What this task involves ::
Which lines below hold the word "الصلاة"? Copy all of them.

%%

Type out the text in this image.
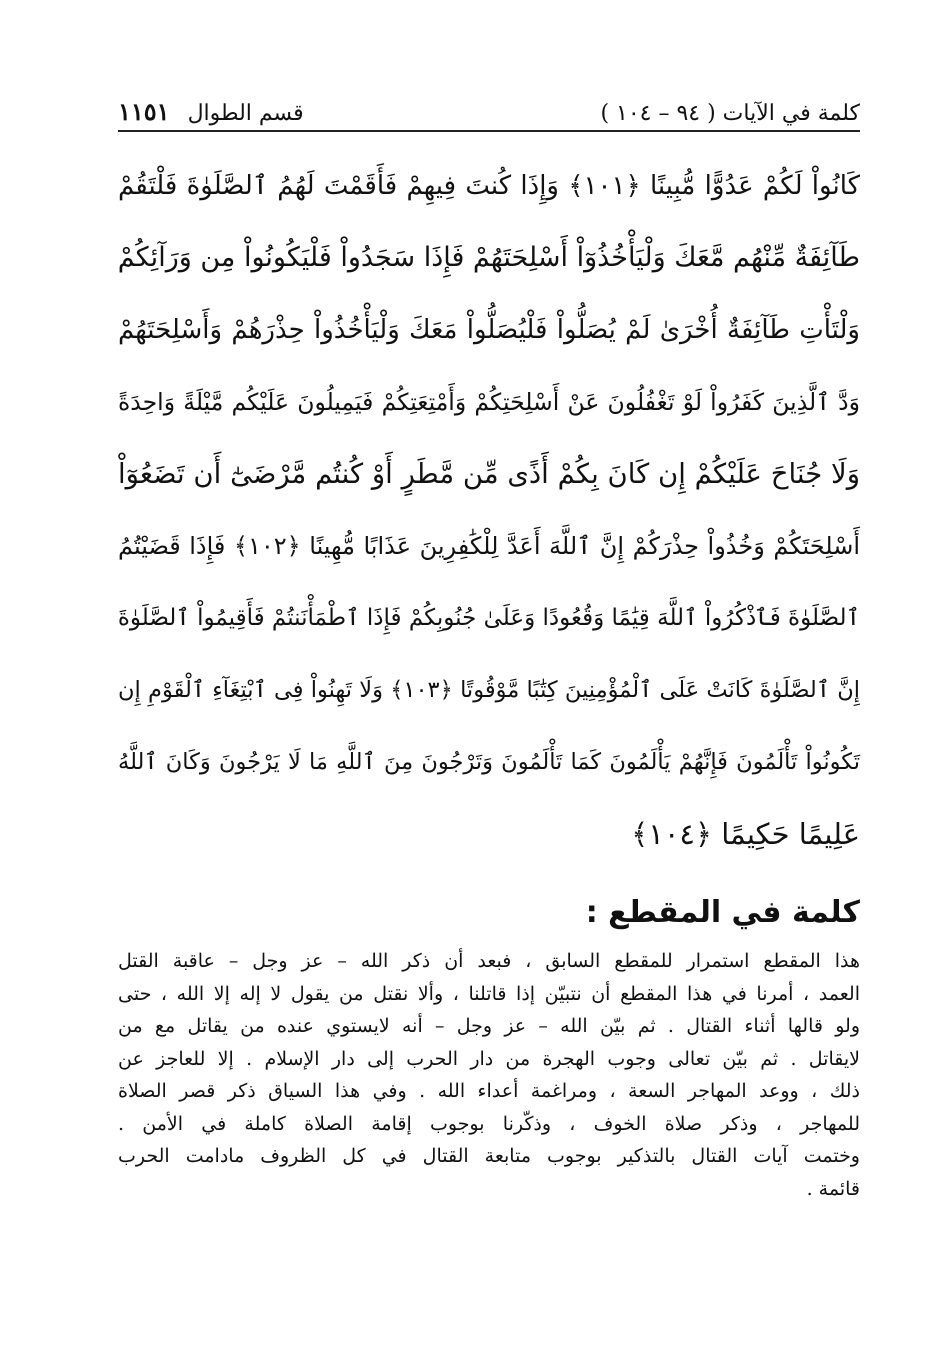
قسم الطوال
١١٥١	كلمة في الآيات ( ٩٤ – ١٠٤ )
كَانُواْ لَكُمْ عَدُوًّا مُّبِينًا ﴿١٠١﴾ وَإِذَا كُنتَ فِيهِمْ فَأَقَمْتَ لَهُمُ ٱلصَّلَوٰةَ فَلْتَقُمْ
طَآئِفَةٌ مِّنْهُم مَّعَكَ وَلْيَأْخُذُوٓاْ أَسْلِحَتَهُمْ فَإِذَا سَجَدُواْ فَلْيَكُونُواْ مِن وَرَآئِكُمْ
وَلْتَأْتِ طَآئِفَةٌ أُخْرَىٰ لَمْ يُصَلُّواْ فَلْيُصَلُّواْ مَعَكَ وَلْيَأْخُذُواْ حِذْرَهُمْ وَأَسْلِحَتَهُمْ
وَدَّ ٱلَّذِينَ كَفَرُواْ لَوْ تَغْفُلُونَ عَنْ أَسْلِحَتِكُمْ وَأَمْتِعَتِكُمْ فَيَمِيلُونَ عَلَيْكُم مَّيْلَةً وَاحِدَةً
وَلَا جُنَاحَ عَلَيْكُمْ إِن كَانَ بِكُمْ أَذًى مِّن مَّطَرٍ أَوْ كُنتُم مَّرْضَىٰٓ أَن تَضَعُوٓاْ
أَسْلِحَتَكُمْ وَخُذُواْ حِذْرَكُمْ إِنَّ ٱللَّهَ أَعَدَّ لِلْكَٰفِرِينَ عَذَابًا مُّهِينًا ﴿١٠٢﴾ فَإِذَا قَضَيْتُمُ
ٱلصَّلَوٰةَ فَٱذْكُرُواْ ٱللَّهَ قِيَٰمًا وَقُعُودًا وَعَلَىٰ جُنُوبِكُمْ فَإِذَا ٱطْمَأْنَنتُمْ فَأَقِيمُواْ ٱلصَّلَوٰةَ
إِنَّ ٱلصَّلَوٰةَ كَانَتْ عَلَى ٱلْمُؤْمِنِينَ كِتَٰبًا مَّوْقُوتًا ﴿١٠٣﴾ وَلَا تَهِنُواْ فِى ٱبْتِغَآءِ ٱلْقَوْمِ إِن
تَكُونُواْ تَأْلَمُونَ فَإِنَّهُمْ يَأْلَمُونَ كَمَا تَأْلَمُونَ وَتَرْجُونَ مِنَ ٱللَّهِ مَا لَا يَرْجُونَ وَكَانَ ٱللَّهُ
عَلِيمًا حَكِيمًا ﴿١٠٤﴾
كلمة في المقطع :
هذا المقطع استمرار للمقطع السابق ، فبعد أن ذكر الله – عز وجل – عاقبة القتل
العمد ، أمرنا في هذا المقطع أن نتبيّن إذا قاتلنا ، وألا نقتل من يقول لا إله إلا الله ، حتى
ولو قالها أثناء القتال . ثم بيّن الله – عز وجل – أنه لايستوي عنده من يقاتل مع من
لايقاتل . ثم بيّن تعالى وجوب الهجرة من دار الحرب إلى دار الإسلام . إلا للعاجز عن
ذلك ، ووعد المهاجر السعة ، ومراغمة أعداء الله . وفي هذا السياق ذكر قصر الصلاة
للمهاجر ، وذكر صلاة الخوف ، وذكّرنا بوجوب إقامة الصلاة كاملة في الأمن .
وختمت آيات القتال بالتذكير بوجوب متابعة القتال في كل الظروف مادامت الحرب
قائمة .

%%

Task result ::
ذلك ، ووعد المهاجر السعة ، ومراغمة أعداء الله . وفي هذا السياق ذكر قصر الصلاة
للمهاجر ، وذكر صلاة الخوف ، وذكّرنا بوجوب إقامة الصلاة كاملة في الأمن .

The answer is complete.